• Goal of the exercise: Print the records again, character for character.

• The records:
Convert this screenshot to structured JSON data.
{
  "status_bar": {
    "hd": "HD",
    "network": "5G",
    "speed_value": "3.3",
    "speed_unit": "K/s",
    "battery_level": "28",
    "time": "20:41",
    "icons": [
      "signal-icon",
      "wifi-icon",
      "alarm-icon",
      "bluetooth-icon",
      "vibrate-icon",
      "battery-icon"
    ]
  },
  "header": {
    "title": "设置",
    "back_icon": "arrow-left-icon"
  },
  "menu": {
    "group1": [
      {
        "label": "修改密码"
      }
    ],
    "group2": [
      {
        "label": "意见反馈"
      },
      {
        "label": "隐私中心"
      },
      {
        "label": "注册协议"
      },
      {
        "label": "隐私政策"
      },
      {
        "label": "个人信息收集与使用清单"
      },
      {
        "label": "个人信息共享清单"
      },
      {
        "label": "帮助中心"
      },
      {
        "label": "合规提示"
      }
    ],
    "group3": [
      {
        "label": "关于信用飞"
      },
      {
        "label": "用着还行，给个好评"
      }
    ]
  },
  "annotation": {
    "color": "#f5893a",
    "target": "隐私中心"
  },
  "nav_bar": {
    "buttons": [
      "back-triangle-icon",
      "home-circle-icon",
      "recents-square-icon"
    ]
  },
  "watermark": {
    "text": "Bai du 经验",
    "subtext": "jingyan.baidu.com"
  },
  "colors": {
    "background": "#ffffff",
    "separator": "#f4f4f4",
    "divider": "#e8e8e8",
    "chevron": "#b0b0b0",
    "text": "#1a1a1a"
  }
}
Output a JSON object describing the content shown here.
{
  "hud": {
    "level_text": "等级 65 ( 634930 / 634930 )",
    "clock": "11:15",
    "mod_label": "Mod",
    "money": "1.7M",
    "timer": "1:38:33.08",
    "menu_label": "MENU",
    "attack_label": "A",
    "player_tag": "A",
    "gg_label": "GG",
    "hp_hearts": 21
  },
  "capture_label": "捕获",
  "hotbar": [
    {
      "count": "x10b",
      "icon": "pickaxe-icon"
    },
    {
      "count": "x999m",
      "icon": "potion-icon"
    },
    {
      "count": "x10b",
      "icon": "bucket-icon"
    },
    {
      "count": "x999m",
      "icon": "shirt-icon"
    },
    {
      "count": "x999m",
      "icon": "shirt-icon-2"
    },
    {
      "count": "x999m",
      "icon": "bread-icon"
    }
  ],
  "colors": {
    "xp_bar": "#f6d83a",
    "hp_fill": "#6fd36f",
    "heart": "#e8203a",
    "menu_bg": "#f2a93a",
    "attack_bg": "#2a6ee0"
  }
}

• Final result:
Convert this screenshot to structured JSON data.
{
  "status_bar": {
    "hd": "HD",
    "network": "5G",
    "speed_value": "3.3",
    "speed_unit": "K/s",
    "battery_level": "28",
    "time": "20:41",
    "icons": [
      "signal-icon",
      "wifi-icon",
      "alarm-icon",
      "bluetooth-icon",
      "vibrate-icon",
      "battery-icon"
    ]
  },
  "header": {
    "title": "设置",
    "back_icon": "arrow-left-icon"
  },
  "menu": {
    "group1": [
      {
        "label": "修改密码"
      }
    ],
    "group2": [
      {
        "label": "意见反馈"
      },
      {
        "label": "隐私中心"
      },
      {
        "label": "注册协议"
      },
      {
        "label": "隐私政策"
      },
      {
        "label": "个人信息收集与使用清单"
      },
      {
        "label": "个人信息共享清单"
      },
      {
        "label": "帮助中心"
      },
      {
        "label": "合规提示"
      }
    ],
    "group3": [
      {
        "label": "关于信用飞"
      },
      {
        "label": "用着还行，给个好评"
      }
    ]
  },
  "annotation": {
    "color": "#f5893a",
    "target": "隐私中心"
  },
  "nav_bar": {
    "buttons": [
      "back-triangle-icon",
      "home-circle-icon",
      "recents-square-icon"
    ]
  },
  "watermark": {
    "text": "Bai du 经验",
    "subtext": "jingyan.baidu.com"
  },
  "colors": {
    "background": "#ffffff",
    "separator": "#f4f4f4",
    "divider": "#e8e8e8",
    "chevron": "#b0b0b0",
    "text": "#1a1a1a"
  }
}
Output a JSON object describing the content shown here.
{
  "hud": {
    "level_text": "等级 65 ( 634930 / 634930 )",
    "clock": "11:15",
    "mod_label": "Mod",
    "money": "1.7M",
    "timer": "1:38:33.08",
    "menu_label": "MENU",
    "attack_label": "A",
    "player_tag": "A",
    "gg_label": "GG",
    "hp_hearts": 21
  },
  "capture_label": "捕获",
  "hotbar": [
    {
      "count": "x10b",
      "icon": "pickaxe-icon"
    },
    {
      "count": "x999m",
      "icon": "potion-icon"
    },
    {
      "count": "x10b",
      "icon": "bucket-icon"
    },
    {
      "count": "x999m",
      "icon": "shirt-icon"
    },
    {
      "count": "x999m",
      "icon": "shirt-icon-2"
    },
    {
      "count": "x999m",
      "icon": "bread-icon"
    }
  ],
  "colors": {
    "xp_bar": "#f6d83a",
    "hp_fill": "#6fd36f",
    "heart": "#e8203a",
    "menu_bg": "#f2a93a",
    "attack_bg": "#2a6ee0"
  }
}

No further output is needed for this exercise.